What you need to do
From the line containing "Transcribe the text in this document." down to the last line of the records below, copy every line exactly. Leave out everything before it.

Supplied data
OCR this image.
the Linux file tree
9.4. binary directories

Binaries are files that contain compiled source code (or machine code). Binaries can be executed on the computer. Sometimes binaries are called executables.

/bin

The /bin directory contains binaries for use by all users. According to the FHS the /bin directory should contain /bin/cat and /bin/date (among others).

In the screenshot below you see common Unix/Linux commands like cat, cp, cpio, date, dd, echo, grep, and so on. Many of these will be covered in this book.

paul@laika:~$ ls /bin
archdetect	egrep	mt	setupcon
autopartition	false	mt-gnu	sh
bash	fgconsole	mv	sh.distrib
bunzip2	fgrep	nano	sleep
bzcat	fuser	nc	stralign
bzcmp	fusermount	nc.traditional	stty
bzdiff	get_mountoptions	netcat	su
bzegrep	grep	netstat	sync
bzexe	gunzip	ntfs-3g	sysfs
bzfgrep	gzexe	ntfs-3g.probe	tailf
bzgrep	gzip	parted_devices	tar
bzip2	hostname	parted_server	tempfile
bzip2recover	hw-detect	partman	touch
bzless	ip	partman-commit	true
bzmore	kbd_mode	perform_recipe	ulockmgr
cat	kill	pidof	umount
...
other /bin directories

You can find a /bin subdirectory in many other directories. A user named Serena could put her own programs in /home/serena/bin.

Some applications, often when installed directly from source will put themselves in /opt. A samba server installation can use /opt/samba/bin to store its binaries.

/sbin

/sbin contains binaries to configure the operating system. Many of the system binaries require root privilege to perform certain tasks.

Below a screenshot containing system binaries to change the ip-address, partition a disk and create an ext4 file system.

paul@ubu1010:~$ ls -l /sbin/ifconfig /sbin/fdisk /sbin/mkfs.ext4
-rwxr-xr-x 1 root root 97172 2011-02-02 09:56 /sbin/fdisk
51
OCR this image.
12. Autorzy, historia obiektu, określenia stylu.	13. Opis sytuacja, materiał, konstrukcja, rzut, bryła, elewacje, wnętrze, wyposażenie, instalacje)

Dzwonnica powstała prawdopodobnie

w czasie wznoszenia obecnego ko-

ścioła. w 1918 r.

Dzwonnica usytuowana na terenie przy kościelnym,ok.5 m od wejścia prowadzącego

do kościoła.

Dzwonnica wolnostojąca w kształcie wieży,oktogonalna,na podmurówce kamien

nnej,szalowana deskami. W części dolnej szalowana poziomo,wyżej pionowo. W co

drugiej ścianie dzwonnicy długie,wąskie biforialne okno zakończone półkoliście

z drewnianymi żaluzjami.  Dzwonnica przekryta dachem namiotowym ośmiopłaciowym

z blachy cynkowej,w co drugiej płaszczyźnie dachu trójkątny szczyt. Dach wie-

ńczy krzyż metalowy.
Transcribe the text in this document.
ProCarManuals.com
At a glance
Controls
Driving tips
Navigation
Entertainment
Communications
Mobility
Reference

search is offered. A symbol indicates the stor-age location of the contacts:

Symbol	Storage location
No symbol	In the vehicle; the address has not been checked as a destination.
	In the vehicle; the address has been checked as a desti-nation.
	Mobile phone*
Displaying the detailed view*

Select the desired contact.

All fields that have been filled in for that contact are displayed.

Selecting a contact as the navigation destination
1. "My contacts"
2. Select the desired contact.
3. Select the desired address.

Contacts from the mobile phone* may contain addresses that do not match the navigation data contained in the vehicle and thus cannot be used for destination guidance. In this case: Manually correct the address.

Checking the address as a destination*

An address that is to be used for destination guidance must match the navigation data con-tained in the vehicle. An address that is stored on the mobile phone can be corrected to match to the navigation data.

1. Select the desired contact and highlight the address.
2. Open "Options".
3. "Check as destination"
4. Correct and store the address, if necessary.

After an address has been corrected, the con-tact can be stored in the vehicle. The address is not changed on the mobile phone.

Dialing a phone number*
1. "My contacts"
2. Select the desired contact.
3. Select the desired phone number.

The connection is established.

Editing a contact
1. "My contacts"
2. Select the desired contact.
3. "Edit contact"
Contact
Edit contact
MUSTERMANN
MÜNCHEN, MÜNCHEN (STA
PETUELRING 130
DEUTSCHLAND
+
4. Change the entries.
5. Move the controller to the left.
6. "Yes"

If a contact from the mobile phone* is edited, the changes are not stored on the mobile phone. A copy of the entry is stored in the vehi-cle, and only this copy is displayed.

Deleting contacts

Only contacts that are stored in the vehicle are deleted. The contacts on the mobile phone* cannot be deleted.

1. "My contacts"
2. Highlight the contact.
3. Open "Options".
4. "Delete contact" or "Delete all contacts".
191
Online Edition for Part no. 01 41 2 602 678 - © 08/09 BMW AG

Answer for the task
Transcribe the text in this document.
ProCarManuals.com
At a glance
Controls
Driving tips
Navigation
Entertainment
Communications
Mobility
Reference

search is offered. A symbol indicates the stor-age location of the contacts:

Symbol	Storage location
No symbol	In the vehicle; the address has not been checked as a destination.
	In the vehicle; the address has been checked as a desti-nation.
	Mobile phone*
Displaying the detailed view*

Select the desired contact.

All fields that have been filled in for that contact are displayed.

Selecting a contact as the navigation destination
1. "My contacts"
2. Select the desired contact.
3. Select the desired address.

Contacts from the mobile phone* may contain addresses that do not match the navigation data contained in the vehicle and thus cannot be used for destination guidance. In this case: Manually correct the address.

Checking the address as a destination*

An address that is to be used for destination guidance must match the navigation data con-tained in the vehicle. An address that is stored on the mobile phone can be corrected to match to the navigation data.

1. Select the desired contact and highlight the address.
2. Open "Options".
3. "Check as destination"
4. Correct and store the address, if necessary.

After an address has been corrected, the con-tact can be stored in the vehicle. The address is not changed on the mobile phone.

Dialing a phone number*
1. "My contacts"
2. Select the desired contact.
3. Select the desired phone number.

The connection is established.

Editing a contact
1. "My contacts"
2. Select the desired contact.
3. "Edit contact"
Contact
Edit contact
MUSTERMANN
MÜNCHEN, MÜNCHEN (STA
PETUELRING 130
DEUTSCHLAND
+
4. Change the entries.
5. Move the controller to the left.
6. "Yes"

If a contact from the mobile phone* is edited, the changes are not stored on the mobile phone. A copy of the entry is stored in the vehi-cle, and only this copy is displayed.

Deleting contacts

Only contacts that are stored in the vehicle are deleted. The contacts on the mobile phone* cannot be deleted.

1. "My contacts"
2. Highlight the contact.
3. Open "Options".
4. "Delete contact" or "Delete all contacts".
191
Online Edition for Part no. 01 41 2 602 678 - © 08/09 BMW AG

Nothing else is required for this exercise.